#### WRITTEN EXERCISE
All entries are to be given again verbatim.

----------

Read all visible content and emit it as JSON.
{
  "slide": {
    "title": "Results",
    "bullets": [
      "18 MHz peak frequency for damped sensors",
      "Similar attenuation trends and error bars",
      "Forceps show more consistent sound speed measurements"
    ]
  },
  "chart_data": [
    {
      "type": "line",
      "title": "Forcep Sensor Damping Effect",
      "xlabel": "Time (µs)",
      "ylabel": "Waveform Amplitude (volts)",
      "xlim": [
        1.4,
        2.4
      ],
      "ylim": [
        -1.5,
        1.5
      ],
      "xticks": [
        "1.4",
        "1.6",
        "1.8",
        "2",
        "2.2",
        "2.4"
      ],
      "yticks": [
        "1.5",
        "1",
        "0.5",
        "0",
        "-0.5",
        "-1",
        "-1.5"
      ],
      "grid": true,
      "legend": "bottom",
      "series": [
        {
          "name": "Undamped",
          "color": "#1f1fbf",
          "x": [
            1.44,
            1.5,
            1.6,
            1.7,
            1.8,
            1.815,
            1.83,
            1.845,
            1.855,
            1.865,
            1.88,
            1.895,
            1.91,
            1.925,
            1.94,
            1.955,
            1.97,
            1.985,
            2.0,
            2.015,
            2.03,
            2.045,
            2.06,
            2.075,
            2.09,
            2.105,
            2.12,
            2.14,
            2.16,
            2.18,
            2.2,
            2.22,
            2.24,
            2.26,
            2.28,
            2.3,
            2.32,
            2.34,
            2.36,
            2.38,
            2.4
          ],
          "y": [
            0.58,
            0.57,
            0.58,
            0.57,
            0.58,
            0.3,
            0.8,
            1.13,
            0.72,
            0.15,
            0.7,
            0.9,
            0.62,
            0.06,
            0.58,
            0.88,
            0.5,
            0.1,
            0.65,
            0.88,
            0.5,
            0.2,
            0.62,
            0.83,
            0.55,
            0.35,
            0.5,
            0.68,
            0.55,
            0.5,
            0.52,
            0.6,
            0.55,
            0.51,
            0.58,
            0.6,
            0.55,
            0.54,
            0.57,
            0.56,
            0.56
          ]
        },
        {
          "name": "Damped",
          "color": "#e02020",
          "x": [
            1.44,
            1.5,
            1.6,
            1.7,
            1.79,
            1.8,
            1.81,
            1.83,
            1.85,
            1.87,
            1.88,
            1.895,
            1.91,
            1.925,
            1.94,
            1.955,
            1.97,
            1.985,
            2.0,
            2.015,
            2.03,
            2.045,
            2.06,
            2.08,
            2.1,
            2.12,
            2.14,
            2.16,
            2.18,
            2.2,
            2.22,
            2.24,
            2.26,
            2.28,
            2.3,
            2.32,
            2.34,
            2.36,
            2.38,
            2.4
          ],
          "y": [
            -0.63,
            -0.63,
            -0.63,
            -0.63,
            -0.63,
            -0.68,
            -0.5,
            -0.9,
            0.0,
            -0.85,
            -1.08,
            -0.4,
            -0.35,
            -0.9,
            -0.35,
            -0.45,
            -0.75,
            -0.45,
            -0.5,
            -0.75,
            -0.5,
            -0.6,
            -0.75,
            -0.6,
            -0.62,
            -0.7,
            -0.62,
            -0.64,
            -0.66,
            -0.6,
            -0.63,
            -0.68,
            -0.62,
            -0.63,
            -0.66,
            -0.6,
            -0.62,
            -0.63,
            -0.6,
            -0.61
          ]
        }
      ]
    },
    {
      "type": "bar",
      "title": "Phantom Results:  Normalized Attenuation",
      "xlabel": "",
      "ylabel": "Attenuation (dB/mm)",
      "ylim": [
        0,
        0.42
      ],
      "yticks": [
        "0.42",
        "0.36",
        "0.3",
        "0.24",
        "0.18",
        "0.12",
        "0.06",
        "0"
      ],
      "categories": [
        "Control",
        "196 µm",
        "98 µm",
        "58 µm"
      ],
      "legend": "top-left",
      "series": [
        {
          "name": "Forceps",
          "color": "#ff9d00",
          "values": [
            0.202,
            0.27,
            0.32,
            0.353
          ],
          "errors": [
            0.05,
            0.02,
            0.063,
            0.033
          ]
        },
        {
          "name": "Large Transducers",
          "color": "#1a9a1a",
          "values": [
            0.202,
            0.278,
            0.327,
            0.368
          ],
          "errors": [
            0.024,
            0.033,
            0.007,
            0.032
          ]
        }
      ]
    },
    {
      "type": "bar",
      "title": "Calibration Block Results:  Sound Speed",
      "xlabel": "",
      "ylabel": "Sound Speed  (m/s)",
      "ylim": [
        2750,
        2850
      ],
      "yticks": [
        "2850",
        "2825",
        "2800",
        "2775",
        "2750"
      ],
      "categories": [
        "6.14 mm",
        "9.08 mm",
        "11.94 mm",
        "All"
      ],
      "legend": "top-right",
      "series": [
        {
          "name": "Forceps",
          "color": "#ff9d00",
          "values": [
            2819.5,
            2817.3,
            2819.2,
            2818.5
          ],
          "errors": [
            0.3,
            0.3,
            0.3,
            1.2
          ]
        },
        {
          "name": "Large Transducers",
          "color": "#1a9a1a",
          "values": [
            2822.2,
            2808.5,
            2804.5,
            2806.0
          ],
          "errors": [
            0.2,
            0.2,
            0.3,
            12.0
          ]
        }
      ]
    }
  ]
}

----------

#### EXERCISE RESULT
Read all visible content and emit it as JSON.
{
  "slide": {
    "title": "Results",
    "bullets": [
      "18 MHz peak frequency for damped sensors",
      "Similar attenuation trends and error bars",
      "Forceps show more consistent sound speed measurements"
    ]
  },
  "chart_data": [
    {
      "type": "line",
      "title": "Forcep Sensor Damping Effect",
      "xlabel": "Time (µs)",
      "ylabel": "Waveform Amplitude (volts)",
      "xlim": [
        1.4,
        2.4
      ],
      "ylim": [
        -1.5,
        1.5
      ],
      "xticks": [
        "1.4",
        "1.6",
        "1.8",
        "2",
        "2.2",
        "2.4"
      ],
      "yticks": [
        "1.5",
        "1",
        "0.5",
        "0",
        "-0.5",
        "-1",
        "-1.5"
      ],
      "grid": true,
      "legend": "bottom",
      "series": [
        {
          "name": "Undamped",
          "color": "#1f1fbf",
          "x": [
            1.44,
            1.5,
            1.6,
            1.7,
            1.8,
            1.815,
            1.83,
            1.845,
            1.855,
            1.865,
            1.88,
            1.895,
            1.91,
            1.925,
            1.94,
            1.955,
            1.97,
            1.985,
            2.0,
            2.015,
            2.03,
            2.045,
            2.06,
            2.075,
            2.09,
            2.105,
            2.12,
            2.14,
            2.16,
            2.18,
            2.2,
            2.22,
            2.24,
            2.26,
            2.28,
            2.3,
            2.32,
            2.34,
            2.36,
            2.38,
            2.4
          ],
          "y": [
            0.58,
            0.57,
            0.58,
            0.57,
            0.58,
            0.3,
            0.8,
            1.13,
            0.72,
            0.15,
            0.7,
            0.9,
            0.62,
            0.06,
            0.58,
            0.88,
            0.5,
            0.1,
            0.65,
            0.88,
            0.5,
            0.2,
            0.62,
            0.83,
            0.55,
            0.35,
            0.5,
            0.68,
            0.55,
            0.5,
            0.52,
            0.6,
            0.55,
            0.51,
            0.58,
            0.6,
            0.55,
            0.54,
            0.57,
            0.56,
            0.56
          ]
        },
        {
          "name": "Damped",
          "color": "#e02020",
          "x": [
            1.44,
            1.5,
            1.6,
            1.7,
            1.79,
            1.8,
            1.81,
            1.83,
            1.85,
            1.87,
            1.88,
            1.895,
            1.91,
            1.925,
            1.94,
            1.955,
            1.97,
            1.985,
            2.0,
            2.015,
            2.03,
            2.045,
            2.06,
            2.08,
            2.1,
            2.12,
            2.14,
            2.16,
            2.18,
            2.2,
            2.22,
            2.24,
            2.26,
            2.28,
            2.3,
            2.32,
            2.34,
            2.36,
            2.38,
            2.4
          ],
          "y": [
            -0.63,
            -0.63,
            -0.63,
            -0.63,
            -0.63,
            -0.68,
            -0.5,
            -0.9,
            0.0,
            -0.85,
            -1.08,
            -0.4,
            -0.35,
            -0.9,
            -0.35,
            -0.45,
            -0.75,
            -0.45,
            -0.5,
            -0.75,
            -0.5,
            -0.6,
            -0.75,
            -0.6,
            -0.62,
            -0.7,
            -0.62,
            -0.64,
            -0.66,
            -0.6,
            -0.63,
            -0.68,
            -0.62,
            -0.63,
            -0.66,
            -0.6,
            -0.62,
            -0.63,
            -0.6,
            -0.61
          ]
        }
      ]
    },
    {
      "type": "bar",
      "title": "Phantom Results:  Normalized Attenuation",
      "xlabel": "",
      "ylabel": "Attenuation (dB/mm)",
      "ylim": [
        0,
        0.42
      ],
      "yticks": [
        "0.42",
        "0.36",
        "0.3",
        "0.24",
        "0.18",
        "0.12",
        "0.06",
        "0"
      ],
      "categories": [
        "Control",
        "196 µm",
        "98 µm",
        "58 µm"
      ],
      "legend": "top-left",
      "series": [
        {
          "name": "Forceps",
          "color": "#ff9d00",
          "values": [
            0.202,
            0.27,
            0.32,
            0.353
          ],
          "errors": [
            0.05,
            0.02,
            0.063,
            0.033
          ]
        },
        {
          "name": "Large Transducers",
          "color": "#1a9a1a",
          "values": [
            0.202,
            0.278,
            0.327,
            0.368
          ],
          "errors": [
            0.024,
            0.033,
            0.007,
            0.032
          ]
        }
      ]
    },
    {
      "type": "bar",
      "title": "Calibration Block Results:  Sound Speed",
      "xlabel": "",
      "ylabel": "Sound Speed  (m/s)",
      "ylim": [
        2750,
        2850
      ],
      "yticks": [
        "2850",
        "2825",
        "2800",
        "2775",
        "2750"
      ],
      "categories": [
        "6.14 mm",
        "9.08 mm",
        "11.94 mm",
        "All"
      ],
      "legend": "top-right",
      "series": [
        {
          "name": "Forceps",
          "color": "#ff9d00",
          "values": [
            2819.5,
            2817.3,
            2819.2,
            2818.5
          ],
          "errors": [
            0.3,
            0.3,
            0.3,
            1.2
          ]
        },
        {
          "name": "Large Transducers",
          "color": "#1a9a1a",
          "values": [
            2822.2,
            2808.5,
            2804.5,
            2806.0
          ],
          "errors": [
            0.2,
            0.2,
            0.3,
            12.0
          ]
        }
      ]
    }
  ]
}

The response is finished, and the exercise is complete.